═══ The records
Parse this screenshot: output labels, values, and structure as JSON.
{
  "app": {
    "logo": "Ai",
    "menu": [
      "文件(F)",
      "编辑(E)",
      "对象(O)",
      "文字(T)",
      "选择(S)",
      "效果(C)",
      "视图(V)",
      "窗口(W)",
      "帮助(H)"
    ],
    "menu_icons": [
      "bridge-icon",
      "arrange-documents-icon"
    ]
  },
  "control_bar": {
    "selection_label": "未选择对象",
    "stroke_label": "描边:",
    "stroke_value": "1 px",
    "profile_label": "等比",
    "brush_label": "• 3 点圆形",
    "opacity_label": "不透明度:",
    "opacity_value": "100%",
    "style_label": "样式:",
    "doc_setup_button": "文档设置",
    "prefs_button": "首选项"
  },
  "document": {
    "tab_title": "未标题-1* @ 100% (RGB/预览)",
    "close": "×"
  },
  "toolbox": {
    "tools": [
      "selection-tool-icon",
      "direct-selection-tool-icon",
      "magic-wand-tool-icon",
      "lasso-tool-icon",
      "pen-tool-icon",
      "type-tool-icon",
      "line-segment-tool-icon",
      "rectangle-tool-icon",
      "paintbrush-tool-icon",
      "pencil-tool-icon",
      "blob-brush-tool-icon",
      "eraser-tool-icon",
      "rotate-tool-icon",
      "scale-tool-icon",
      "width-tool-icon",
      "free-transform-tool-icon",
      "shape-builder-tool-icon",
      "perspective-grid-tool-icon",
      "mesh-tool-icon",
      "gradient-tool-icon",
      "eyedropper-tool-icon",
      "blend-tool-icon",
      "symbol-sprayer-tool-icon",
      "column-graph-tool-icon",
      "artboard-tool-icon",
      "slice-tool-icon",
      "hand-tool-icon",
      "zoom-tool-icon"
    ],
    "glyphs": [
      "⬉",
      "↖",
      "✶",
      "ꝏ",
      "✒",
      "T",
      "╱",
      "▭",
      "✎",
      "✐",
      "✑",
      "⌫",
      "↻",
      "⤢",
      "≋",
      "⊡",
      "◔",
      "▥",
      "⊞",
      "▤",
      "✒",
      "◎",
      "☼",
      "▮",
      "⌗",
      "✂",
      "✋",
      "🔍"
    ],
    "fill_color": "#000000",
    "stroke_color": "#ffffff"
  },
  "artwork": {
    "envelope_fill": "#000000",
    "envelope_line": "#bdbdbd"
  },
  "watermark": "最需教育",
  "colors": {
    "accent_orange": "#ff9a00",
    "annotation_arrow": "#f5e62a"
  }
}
══════
**Your instructions**
Go through the listing and print each line exactly as it appears.

**Complete answer**
Parse this screenshot: output labels, values, and structure as JSON.
{
  "app": {
    "logo": "Ai",
    "menu": [
      "文件(F)",
      "编辑(E)",
      "对象(O)",
      "文字(T)",
      "选择(S)",
      "效果(C)",
      "视图(V)",
      "窗口(W)",
      "帮助(H)"
    ],
    "menu_icons": [
      "bridge-icon",
      "arrange-documents-icon"
    ]
  },
  "control_bar": {
    "selection_label": "未选择对象",
    "stroke_label": "描边:",
    "stroke_value": "1 px",
    "profile_label": "等比",
    "brush_label": "• 3 点圆形",
    "opacity_label": "不透明度:",
    "opacity_value": "100%",
    "style_label": "样式:",
    "doc_setup_button": "文档设置",
    "prefs_button": "首选项"
  },
  "document": {
    "tab_title": "未标题-1* @ 100% (RGB/预览)",
    "close": "×"
  },
  "toolbox": {
    "tools": [
      "selection-tool-icon",
      "direct-selection-tool-icon",
      "magic-wand-tool-icon",
      "lasso-tool-icon",
      "pen-tool-icon",
      "type-tool-icon",
      "line-segment-tool-icon",
      "rectangle-tool-icon",
      "paintbrush-tool-icon",
      "pencil-tool-icon",
      "blob-brush-tool-icon",
      "eraser-tool-icon",
      "rotate-tool-icon",
      "scale-tool-icon",
      "width-tool-icon",
      "free-transform-tool-icon",
      "shape-builder-tool-icon",
      "perspective-grid-tool-icon",
      "mesh-tool-icon",
      "gradient-tool-icon",
      "eyedropper-tool-icon",
      "blend-tool-icon",
      "symbol-sprayer-tool-icon",
      "column-graph-tool-icon",
      "artboard-tool-icon",
      "slice-tool-icon",
      "hand-tool-icon",
      "zoom-tool-icon"
    ],
    "glyphs": [
      "⬉",
      "↖",
      "✶",
      "ꝏ",
      "✒",
      "T",
      "╱",
      "▭",
      "✎",
      "✐",
      "✑",
      "⌫",
      "↻",
      "⤢",
      "≋",
      "⊡",
      "◔",
      "▥",
      "⊞",
      "▤",
      "✒",
      "◎",
      "☼",
      "▮",
      "⌗",
      "✂",
      "✋",
      "🔍"
    ],
    "fill_color": "#000000",
    "stroke_color": "#ffffff"
  },
  "artwork": {
    "envelope_fill": "#000000",
    "envelope_line": "#bdbdbd"
  },
  "watermark": "最需教育",
  "colors": {
    "accent_orange": "#ff9a00",
    "annotation_arrow": "#f5e62a"
  }
}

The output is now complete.